- [DATA SECTION]

↓↓↓

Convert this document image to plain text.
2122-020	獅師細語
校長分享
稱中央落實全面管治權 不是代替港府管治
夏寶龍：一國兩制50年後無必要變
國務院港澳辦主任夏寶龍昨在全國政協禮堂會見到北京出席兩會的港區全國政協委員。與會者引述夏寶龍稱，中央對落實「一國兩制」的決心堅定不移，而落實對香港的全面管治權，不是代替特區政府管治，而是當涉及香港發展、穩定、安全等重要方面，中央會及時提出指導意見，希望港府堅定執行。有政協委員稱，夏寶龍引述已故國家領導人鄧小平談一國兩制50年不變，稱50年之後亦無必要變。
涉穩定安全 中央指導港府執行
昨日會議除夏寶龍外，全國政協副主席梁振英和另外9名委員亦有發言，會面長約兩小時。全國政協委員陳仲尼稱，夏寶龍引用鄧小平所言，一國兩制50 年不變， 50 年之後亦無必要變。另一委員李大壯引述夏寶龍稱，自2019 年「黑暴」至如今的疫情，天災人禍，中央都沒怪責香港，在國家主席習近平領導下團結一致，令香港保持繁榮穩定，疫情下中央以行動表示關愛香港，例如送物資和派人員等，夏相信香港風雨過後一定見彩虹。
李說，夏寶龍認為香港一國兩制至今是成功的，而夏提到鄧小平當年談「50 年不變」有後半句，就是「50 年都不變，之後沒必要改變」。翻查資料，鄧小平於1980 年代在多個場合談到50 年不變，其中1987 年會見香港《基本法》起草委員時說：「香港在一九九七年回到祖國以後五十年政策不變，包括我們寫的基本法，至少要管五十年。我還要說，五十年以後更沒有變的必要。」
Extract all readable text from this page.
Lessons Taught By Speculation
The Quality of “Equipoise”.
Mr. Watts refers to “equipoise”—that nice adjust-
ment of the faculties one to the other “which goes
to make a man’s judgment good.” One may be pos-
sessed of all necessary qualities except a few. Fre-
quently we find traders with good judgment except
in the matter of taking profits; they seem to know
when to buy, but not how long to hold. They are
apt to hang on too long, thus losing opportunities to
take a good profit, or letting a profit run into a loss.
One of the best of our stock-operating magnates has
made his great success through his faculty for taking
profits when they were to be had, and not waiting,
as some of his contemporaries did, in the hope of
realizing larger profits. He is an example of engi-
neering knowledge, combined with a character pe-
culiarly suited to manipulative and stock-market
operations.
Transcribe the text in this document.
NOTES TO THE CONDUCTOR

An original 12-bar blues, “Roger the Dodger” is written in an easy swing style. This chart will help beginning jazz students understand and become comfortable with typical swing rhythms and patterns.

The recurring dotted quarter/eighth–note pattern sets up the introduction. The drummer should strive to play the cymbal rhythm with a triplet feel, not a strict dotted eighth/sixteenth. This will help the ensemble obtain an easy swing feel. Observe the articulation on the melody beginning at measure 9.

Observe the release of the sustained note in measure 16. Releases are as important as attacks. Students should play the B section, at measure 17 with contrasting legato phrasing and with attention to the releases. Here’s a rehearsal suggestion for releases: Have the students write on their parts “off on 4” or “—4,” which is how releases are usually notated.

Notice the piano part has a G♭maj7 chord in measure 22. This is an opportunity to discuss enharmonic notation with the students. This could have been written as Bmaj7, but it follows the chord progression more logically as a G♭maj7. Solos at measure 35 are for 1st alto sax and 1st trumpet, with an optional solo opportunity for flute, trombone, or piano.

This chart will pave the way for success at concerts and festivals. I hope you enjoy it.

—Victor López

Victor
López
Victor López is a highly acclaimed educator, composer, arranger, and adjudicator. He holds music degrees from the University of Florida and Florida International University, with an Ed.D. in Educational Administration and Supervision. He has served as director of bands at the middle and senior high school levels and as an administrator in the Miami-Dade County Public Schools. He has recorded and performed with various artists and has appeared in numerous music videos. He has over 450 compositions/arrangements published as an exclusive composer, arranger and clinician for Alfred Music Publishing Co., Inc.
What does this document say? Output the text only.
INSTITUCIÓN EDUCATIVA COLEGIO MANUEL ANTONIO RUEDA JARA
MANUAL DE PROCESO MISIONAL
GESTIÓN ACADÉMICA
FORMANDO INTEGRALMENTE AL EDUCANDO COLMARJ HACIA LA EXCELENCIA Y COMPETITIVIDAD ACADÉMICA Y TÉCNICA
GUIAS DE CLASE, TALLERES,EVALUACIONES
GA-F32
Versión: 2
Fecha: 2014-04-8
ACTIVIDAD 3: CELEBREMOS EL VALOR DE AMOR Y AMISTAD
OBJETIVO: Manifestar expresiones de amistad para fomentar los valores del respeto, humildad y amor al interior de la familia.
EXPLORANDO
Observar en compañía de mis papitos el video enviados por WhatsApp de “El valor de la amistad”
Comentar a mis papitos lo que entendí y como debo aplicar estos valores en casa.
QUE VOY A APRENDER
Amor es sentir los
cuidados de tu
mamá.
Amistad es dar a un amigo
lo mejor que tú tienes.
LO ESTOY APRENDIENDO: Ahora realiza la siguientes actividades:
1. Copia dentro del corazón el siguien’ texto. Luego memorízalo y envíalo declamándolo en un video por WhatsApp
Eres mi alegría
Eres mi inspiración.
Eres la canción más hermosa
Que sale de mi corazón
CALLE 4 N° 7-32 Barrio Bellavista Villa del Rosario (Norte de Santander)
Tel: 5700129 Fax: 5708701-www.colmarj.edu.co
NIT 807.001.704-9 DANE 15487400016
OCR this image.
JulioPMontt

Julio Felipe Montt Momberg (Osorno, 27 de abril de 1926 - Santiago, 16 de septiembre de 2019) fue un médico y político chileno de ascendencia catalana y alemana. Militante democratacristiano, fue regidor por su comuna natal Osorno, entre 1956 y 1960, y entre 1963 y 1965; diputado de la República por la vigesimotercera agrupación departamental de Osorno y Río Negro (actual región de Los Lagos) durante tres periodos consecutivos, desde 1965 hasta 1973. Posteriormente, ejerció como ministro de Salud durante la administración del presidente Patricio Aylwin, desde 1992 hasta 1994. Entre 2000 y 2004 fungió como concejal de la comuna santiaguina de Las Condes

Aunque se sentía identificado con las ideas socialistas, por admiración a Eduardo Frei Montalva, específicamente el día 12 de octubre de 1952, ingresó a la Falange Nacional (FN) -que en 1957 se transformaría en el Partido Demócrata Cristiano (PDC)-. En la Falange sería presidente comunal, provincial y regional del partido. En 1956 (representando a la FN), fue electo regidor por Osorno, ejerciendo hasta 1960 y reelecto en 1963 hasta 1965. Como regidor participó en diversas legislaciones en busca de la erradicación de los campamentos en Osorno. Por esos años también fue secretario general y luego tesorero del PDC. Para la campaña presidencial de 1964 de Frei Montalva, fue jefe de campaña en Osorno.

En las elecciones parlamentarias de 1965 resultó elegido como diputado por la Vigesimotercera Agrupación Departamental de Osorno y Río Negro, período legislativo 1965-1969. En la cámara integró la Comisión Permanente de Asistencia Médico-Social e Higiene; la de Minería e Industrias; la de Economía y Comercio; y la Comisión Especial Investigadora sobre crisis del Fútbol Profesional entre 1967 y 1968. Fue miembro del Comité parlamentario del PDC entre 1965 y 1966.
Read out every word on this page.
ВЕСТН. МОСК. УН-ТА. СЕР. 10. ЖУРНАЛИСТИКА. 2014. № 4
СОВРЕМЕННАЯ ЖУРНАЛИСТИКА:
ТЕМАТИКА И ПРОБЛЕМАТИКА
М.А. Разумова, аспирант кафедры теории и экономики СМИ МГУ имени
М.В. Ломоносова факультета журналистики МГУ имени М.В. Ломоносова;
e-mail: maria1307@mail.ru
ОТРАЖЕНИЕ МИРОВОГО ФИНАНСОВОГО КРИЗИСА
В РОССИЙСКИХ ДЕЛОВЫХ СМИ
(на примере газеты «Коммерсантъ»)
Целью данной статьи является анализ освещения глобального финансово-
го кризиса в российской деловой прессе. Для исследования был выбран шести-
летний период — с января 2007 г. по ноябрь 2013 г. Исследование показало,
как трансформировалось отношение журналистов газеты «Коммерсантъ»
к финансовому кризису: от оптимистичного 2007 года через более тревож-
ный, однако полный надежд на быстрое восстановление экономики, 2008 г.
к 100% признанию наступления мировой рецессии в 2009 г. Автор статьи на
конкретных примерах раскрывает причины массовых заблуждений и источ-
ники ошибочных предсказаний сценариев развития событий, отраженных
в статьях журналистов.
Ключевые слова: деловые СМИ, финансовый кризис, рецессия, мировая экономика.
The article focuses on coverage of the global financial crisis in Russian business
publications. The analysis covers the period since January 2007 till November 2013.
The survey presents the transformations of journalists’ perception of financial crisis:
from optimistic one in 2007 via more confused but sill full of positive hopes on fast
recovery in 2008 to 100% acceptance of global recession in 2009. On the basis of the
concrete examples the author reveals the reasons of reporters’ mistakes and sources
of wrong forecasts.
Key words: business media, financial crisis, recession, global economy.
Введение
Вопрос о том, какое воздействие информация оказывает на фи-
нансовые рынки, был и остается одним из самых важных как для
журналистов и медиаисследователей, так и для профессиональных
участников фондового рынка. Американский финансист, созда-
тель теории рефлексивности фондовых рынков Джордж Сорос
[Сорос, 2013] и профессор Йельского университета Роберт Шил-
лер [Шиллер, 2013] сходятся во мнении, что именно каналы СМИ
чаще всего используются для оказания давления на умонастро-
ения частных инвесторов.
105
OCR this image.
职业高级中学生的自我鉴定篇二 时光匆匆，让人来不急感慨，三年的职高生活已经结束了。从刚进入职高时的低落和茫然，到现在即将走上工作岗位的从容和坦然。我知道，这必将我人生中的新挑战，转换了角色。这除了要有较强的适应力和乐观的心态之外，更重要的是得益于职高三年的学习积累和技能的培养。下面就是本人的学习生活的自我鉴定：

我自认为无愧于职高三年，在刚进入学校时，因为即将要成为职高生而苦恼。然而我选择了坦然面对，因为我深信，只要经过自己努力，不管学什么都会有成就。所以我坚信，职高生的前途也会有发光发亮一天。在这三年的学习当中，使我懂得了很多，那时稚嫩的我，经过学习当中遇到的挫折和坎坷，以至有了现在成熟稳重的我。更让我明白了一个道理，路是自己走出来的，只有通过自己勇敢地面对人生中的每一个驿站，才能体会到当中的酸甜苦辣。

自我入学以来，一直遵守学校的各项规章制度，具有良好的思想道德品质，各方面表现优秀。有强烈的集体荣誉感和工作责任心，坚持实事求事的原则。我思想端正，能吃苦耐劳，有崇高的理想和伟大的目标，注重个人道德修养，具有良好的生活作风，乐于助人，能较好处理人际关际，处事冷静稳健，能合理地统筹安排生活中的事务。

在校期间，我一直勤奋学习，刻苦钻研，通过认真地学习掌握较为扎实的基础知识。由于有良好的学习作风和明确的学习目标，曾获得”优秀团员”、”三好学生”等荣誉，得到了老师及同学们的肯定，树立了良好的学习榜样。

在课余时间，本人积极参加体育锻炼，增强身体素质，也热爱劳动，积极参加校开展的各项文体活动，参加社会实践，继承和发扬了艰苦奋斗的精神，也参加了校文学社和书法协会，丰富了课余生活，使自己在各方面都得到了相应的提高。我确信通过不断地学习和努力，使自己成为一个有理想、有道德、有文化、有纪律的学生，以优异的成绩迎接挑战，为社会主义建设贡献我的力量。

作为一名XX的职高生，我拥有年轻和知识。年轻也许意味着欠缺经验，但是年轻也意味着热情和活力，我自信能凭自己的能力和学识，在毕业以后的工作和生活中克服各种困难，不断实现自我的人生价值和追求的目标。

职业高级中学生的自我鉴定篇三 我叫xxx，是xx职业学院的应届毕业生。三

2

↑↑↑

- [PROBLEM] Gather all the lines that include the word "Сорос" and copy them out.

- [EXERCISE ANSWER]
тель теории рефлексивности фондовых рынков Джордж Сорос
[Сорос, 2013] и профессор Йельского университета Роберт Шил-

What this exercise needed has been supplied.